> [WORK INSTRUCTIONS]
Omit every picture and return the rest of the data unaltered.

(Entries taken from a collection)
──────────
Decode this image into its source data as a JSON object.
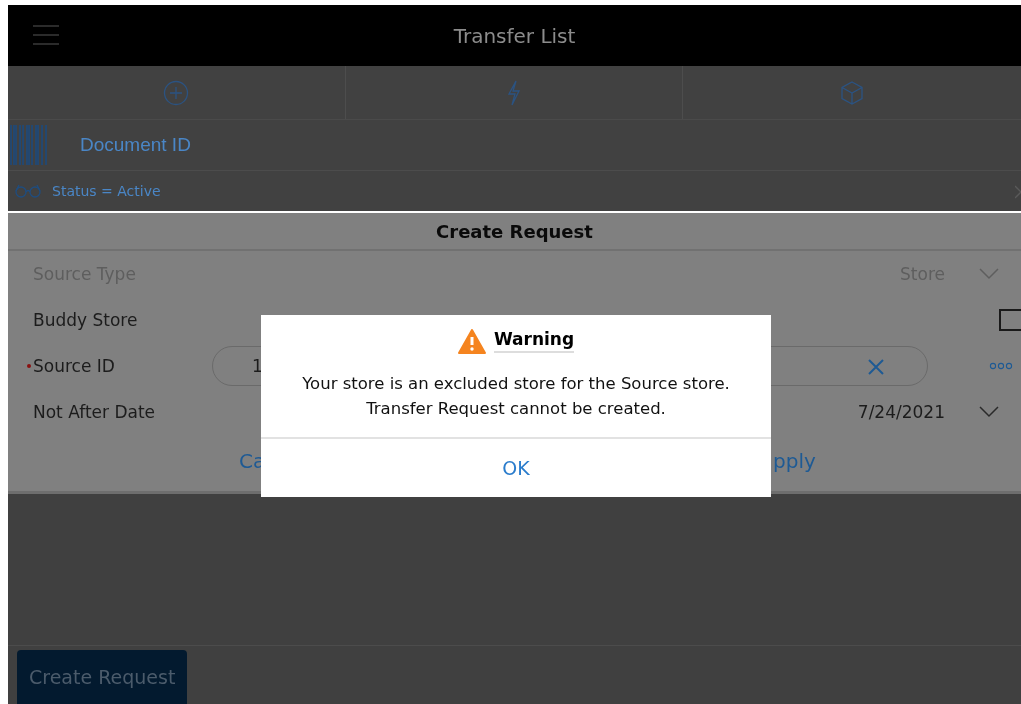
{
  "header": {
    "title": "Transfer List"
  },
  "search": {
    "placeholder": "Document ID"
  },
  "filter": {
    "label": "Status = Active"
  },
  "panel": {
    "title": "Create Request",
    "fields": [
      {
        "kind": "select",
        "label": "Source Type",
        "value": "Store",
        "disabled": true
      },
      {
        "kind": "checkbox",
        "label": "Buddy Store",
        "checked": false
      },
      {
        "kind": "input",
        "label": "Source ID",
        "required": true,
        "value": "1"
      },
      {
        "kind": "select",
        "label": "Not After Date",
        "value": "7/24/2021",
        "disabled": false
      }
    ],
    "buttons": [
      "Ca",
      "pply"
    ]
  },
  "dialog": {
    "title": "Warning",
    "message": [
      "Your store is an excluded store for the Source store.",
      "Transfer Request cannot be created."
    ],
    "button": "OK"
  },
  "footer": {
    "button": "Create Request"
  }
}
──────────
> [ANSWER TO THIS EXERCISE]
Decode this image into its source data as a JSON object.
{
  "header": {
    "title": "Transfer List"
  },
  "search": {
    "placeholder": "Document ID"
  },
  "filter": {
    "label": "Status = Active"
  },
  "panel": {
    "title": "Create Request",
    "fields": [
      {
        "kind": "select",
        "label": "Source Type",
        "value": "Store",
        "disabled": true
      },
      {
        "kind": "checkbox",
        "label": "Buddy Store",
        "checked": false
      },
      {
        "kind": "input",
        "label": "Source ID",
        "required": true,
        "value": "1"
      },
      {
        "kind": "select",
        "label": "Not After Date",
        "value": "7/24/2021",
        "disabled": false
      }
    ],
    "buttons": [
      "Ca",
      "pply"
    ]
  },
  "dialog": {
    "title": "Warning",
    "message": [
      "Your store is an excluded store for the Source store.",
      "Transfer Request cannot be created."
    ],
    "button": "OK"
  },
  "footer": {
    "button": "Create Request"
  }
}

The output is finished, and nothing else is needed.